WHAT IS ASKED:
Count lines, not occurrences: give the number of lines holding the word "color", and nothing besides.

(Lines of data)
======

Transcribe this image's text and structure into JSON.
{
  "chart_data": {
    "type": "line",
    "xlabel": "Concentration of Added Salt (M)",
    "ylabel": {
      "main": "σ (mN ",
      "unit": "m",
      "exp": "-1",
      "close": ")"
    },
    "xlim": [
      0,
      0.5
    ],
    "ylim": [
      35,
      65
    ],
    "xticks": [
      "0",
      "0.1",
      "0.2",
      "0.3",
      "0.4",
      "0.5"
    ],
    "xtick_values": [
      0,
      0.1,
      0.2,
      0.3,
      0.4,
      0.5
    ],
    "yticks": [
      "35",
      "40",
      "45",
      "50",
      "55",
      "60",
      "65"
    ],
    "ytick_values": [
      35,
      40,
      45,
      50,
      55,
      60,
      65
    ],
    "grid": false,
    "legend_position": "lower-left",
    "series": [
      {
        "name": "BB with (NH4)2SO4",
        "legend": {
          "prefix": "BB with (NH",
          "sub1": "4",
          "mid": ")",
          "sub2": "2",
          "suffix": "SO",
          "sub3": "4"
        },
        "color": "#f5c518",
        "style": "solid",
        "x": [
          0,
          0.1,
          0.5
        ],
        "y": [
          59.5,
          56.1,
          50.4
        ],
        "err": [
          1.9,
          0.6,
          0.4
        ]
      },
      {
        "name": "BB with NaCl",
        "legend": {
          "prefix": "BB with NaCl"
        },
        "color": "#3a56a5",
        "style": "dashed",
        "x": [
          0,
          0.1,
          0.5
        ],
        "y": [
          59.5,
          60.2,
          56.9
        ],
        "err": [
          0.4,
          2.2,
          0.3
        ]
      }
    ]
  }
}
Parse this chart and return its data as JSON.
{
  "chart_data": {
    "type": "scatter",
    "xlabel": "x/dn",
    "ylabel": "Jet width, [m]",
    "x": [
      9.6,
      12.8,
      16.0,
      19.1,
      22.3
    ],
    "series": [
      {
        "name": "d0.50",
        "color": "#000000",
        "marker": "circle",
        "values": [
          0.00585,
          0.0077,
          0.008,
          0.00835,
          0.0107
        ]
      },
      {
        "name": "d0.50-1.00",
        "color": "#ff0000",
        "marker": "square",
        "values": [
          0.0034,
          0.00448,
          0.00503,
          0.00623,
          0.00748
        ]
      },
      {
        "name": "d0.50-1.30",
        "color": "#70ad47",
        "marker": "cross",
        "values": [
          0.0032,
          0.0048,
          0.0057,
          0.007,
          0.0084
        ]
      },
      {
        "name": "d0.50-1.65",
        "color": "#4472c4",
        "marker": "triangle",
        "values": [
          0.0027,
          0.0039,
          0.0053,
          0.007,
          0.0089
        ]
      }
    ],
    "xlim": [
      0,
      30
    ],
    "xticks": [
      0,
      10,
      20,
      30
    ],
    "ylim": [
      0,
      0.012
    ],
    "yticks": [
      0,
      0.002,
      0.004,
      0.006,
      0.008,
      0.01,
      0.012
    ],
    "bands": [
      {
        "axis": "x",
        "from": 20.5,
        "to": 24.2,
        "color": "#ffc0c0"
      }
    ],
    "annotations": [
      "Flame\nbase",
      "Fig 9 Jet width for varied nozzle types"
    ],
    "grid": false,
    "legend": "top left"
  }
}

======

FULL RESPONSE:
7